Directive -> Copy all the material below, exactly as it stands.

Data supplied ->
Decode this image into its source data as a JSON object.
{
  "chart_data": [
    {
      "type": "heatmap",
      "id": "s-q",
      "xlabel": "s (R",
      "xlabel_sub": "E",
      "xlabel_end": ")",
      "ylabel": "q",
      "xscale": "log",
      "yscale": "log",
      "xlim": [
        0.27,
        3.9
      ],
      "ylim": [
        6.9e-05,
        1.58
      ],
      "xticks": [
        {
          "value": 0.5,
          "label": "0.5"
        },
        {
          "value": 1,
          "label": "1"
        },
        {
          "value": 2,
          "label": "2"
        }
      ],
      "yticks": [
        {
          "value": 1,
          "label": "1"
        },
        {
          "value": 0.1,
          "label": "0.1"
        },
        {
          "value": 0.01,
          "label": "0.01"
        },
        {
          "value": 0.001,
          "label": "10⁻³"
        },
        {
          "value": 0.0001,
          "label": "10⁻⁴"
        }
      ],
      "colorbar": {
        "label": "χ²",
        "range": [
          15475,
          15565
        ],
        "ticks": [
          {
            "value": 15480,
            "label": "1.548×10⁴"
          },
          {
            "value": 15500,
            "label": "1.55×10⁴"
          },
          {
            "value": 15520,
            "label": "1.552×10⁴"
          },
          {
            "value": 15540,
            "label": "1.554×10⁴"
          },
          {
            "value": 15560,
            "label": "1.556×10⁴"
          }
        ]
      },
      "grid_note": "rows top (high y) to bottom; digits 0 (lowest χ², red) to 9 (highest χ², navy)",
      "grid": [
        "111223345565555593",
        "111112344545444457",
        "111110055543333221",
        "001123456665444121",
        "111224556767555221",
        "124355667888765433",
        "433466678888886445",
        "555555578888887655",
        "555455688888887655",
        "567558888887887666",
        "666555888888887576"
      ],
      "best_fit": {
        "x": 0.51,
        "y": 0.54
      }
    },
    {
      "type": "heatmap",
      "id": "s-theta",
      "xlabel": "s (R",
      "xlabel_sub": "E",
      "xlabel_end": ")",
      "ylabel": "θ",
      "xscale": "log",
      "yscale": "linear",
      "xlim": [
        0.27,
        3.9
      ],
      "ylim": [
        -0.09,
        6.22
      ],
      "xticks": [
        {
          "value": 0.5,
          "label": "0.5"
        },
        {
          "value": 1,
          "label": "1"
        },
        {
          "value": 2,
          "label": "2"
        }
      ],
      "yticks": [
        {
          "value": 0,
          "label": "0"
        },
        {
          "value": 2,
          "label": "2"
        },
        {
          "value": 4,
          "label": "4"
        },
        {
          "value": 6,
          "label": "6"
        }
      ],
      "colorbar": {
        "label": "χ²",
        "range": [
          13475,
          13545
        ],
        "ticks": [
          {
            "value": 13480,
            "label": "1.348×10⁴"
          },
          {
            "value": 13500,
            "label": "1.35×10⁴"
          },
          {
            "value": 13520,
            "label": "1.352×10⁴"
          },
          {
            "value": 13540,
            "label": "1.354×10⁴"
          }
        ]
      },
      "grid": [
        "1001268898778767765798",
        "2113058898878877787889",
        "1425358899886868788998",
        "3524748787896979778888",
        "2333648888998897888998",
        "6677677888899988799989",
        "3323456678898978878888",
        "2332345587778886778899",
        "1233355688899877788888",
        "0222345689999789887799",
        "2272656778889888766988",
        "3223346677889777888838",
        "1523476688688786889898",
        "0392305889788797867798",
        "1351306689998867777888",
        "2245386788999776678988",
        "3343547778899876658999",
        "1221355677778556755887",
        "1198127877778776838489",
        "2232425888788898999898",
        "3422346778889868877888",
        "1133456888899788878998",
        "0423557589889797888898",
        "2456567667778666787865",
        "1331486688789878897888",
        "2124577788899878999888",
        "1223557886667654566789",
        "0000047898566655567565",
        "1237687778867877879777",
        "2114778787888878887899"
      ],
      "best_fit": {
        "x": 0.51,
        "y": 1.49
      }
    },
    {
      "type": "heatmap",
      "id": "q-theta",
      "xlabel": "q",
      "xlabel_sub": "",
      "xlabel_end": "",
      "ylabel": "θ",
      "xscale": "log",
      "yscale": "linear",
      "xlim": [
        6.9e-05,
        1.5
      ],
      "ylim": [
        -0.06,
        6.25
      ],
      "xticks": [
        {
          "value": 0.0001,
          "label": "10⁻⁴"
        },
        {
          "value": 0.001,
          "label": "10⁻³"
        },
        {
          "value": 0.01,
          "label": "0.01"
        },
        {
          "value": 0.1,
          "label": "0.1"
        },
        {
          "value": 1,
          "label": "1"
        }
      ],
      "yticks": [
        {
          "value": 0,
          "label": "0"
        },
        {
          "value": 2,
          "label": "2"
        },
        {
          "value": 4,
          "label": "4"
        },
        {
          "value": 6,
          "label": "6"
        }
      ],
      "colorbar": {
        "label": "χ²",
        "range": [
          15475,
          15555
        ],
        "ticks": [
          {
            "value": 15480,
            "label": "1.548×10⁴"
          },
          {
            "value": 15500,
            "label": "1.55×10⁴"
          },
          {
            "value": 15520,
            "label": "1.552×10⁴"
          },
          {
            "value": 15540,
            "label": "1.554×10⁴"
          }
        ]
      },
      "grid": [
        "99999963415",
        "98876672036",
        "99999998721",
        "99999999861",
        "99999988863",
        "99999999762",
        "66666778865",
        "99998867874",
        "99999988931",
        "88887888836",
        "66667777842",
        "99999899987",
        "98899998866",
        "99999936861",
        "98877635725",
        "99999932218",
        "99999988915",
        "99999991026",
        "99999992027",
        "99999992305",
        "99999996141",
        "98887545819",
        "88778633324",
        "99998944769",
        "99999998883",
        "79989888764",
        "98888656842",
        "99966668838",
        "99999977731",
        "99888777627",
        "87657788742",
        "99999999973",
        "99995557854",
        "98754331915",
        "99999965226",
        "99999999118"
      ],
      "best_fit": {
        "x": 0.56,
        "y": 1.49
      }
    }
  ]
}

Task output ->
Decode this image into its source data as a JSON object.
{
  "chart_data": [
    {
      "type": "heatmap",
      "id": "s-q",
      "xlabel": "s (R",
      "xlabel_sub": "E",
      "xlabel_end": ")",
      "ylabel": "q",
      "xscale": "log",
      "yscale": "log",
      "xlim": [
        0.27,
        3.9
      ],
      "ylim": [
        6.9e-05,
        1.58
      ],
      "xticks": [
        {
          "value": 0.5,
          "label": "0.5"
        },
        {
          "value": 1,
          "label": "1"
        },
        {
          "value": 2,
          "label": "2"
        }
      ],
      "yticks": [
        {
          "value": 1,
          "label": "1"
        },
        {
          "value": 0.1,
          "label": "0.1"
        },
        {
          "value": 0.01,
          "label": "0.01"
        },
        {
          "value": 0.001,
          "label": "10⁻³"
        },
        {
          "value": 0.0001,
          "label": "10⁻⁴"
        }
      ],
      "colorbar": {
        "label": "χ²",
        "range": [
          15475,
          15565
        ],
        "ticks": [
          {
            "value": 15480,
            "label": "1.548×10⁴"
          },
          {
            "value": 15500,
            "label": "1.55×10⁴"
          },
          {
            "value": 15520,
            "label": "1.552×10⁴"
          },
          {
            "value": 15540,
            "label": "1.554×10⁴"
          },
          {
            "value": 15560,
            "label": "1.556×10⁴"
          }
        ]
      },
      "grid_note": "rows top (high y) to bottom; digits 0 (lowest χ², red) to 9 (highest χ², navy)",
      "grid": [
        "111223345565555593",
        "111112344545444457",
        "111110055543333221",
        "001123456665444121",
        "111224556767555221",
        "124355667888765433",
        "433466678888886445",
        "555555578888887655",
        "555455688888887655",
        "567558888887887666",
        "666555888888887576"
      ],
      "best_fit": {
        "x": 0.51,
        "y": 0.54
      }
    },
    {
      "type": "heatmap",
      "id": "s-theta",
      "xlabel": "s (R",
      "xlabel_sub": "E",
      "xlabel_end": ")",
      "ylabel": "θ",
      "xscale": "log",
      "yscale": "linear",
      "xlim": [
        0.27,
        3.9
      ],
      "ylim": [
        -0.09,
        6.22
      ],
      "xticks": [
        {
          "value": 0.5,
          "label": "0.5"
        },
        {
          "value": 1,
          "label": "1"
        },
        {
          "value": 2,
          "label": "2"
        }
      ],
      "yticks": [
        {
          "value": 0,
          "label": "0"
        },
        {
          "value": 2,
          "label": "2"
        },
        {
          "value": 4,
          "label": "4"
        },
        {
          "value": 6,
          "label": "6"
        }
      ],
      "colorbar": {
        "label": "χ²",
        "range": [
          13475,
          13545
        ],
        "ticks": [
          {
            "value": 13480,
            "label": "1.348×10⁴"
          },
          {
            "value": 13500,
            "label": "1.35×10⁴"
          },
          {
            "value": 13520,
            "label": "1.352×10⁴"
          },
          {
            "value": 13540,
            "label": "1.354×10⁴"
          }
        ]
      },
      "grid": [
        "1001268898778767765798",
        "2113058898878877787889",
        "1425358899886868788998",
        "3524748787896979778888",
        "2333648888998897888998",
        "6677677888899988799989",
        "3323456678898978878888",
        "2332345587778886778899",
        "1233355688899877788888",
        "0222345689999789887799",
        "2272656778889888766988",
        "3223346677889777888838",
        "1523476688688786889898",
        "0392305889788797867798",
        "1351306689998867777888",
        "2245386788999776678988",
        "3343547778899876658999",
        "1221355677778556755887",
        "1198127877778776838489",
        "2232425888788898999898",
        "3422346778889868877888",
        "1133456888899788878998",
        "0423557589889797888898",
        "2456567667778666787865",
        "1331486688789878897888",
        "2124577788899878999888",
        "1223557886667654566789",
        "0000047898566655567565",
        "1237687778867877879777",
        "2114778787888878887899"
      ],
      "best_fit": {
        "x": 0.51,
        "y": 1.49
      }
    },
    {
      "type": "heatmap",
      "id": "q-theta",
      "xlabel": "q",
      "xlabel_sub": "",
      "xlabel_end": "",
      "ylabel": "θ",
      "xscale": "log",
      "yscale": "linear",
      "xlim": [
        6.9e-05,
        1.5
      ],
      "ylim": [
        -0.06,
        6.25
      ],
      "xticks": [
        {
          "value": 0.0001,
          "label": "10⁻⁴"
        },
        {
          "value": 0.001,
          "label": "10⁻³"
        },
        {
          "value": 0.01,
          "label": "0.01"
        },
        {
          "value": 0.1,
          "label": "0.1"
        },
        {
          "value": 1,
          "label": "1"
        }
      ],
      "yticks": [
        {
          "value": 0,
          "label": "0"
        },
        {
          "value": 2,
          "label": "2"
        },
        {
          "value": 4,
          "label": "4"
        },
        {
          "value": 6,
          "label": "6"
        }
      ],
      "colorbar": {
        "label": "χ²",
        "range": [
          15475,
          15555
        ],
        "ticks": [
          {
            "value": 15480,
            "label": "1.548×10⁴"
          },
          {
            "value": 15500,
            "label": "1.55×10⁴"
          },
          {
            "value": 15520,
            "label": "1.552×10⁴"
          },
          {
            "value": 15540,
            "label": "1.554×10⁴"
          }
        ]
      },
      "grid": [
        "99999963415",
        "98876672036",
        "99999998721",
        "99999999861",
        "99999988863",
        "99999999762",
        "66666778865",
        "99998867874",
        "99999988931",
        "88887888836",
        "66667777842",
        "99999899987",
        "98899998866",
        "99999936861",
        "98877635725",
        "99999932218",
        "99999988915",
        "99999991026",
        "99999992027",
        "99999992305",
        "99999996141",
        "98887545819",
        "88778633324",
        "99998944769",
        "99999998883",
        "79989888764",
        "98888656842",
        "99966668838",
        "99999977731",
        "99888777627",
        "87657788742",
        "99999999973",
        "99995557854",
        "98754331915",
        "99999965226",
        "99999999118"
      ],
      "best_fit": {
        "x": 0.56,
        "y": 1.49
      }
    }
  ]
}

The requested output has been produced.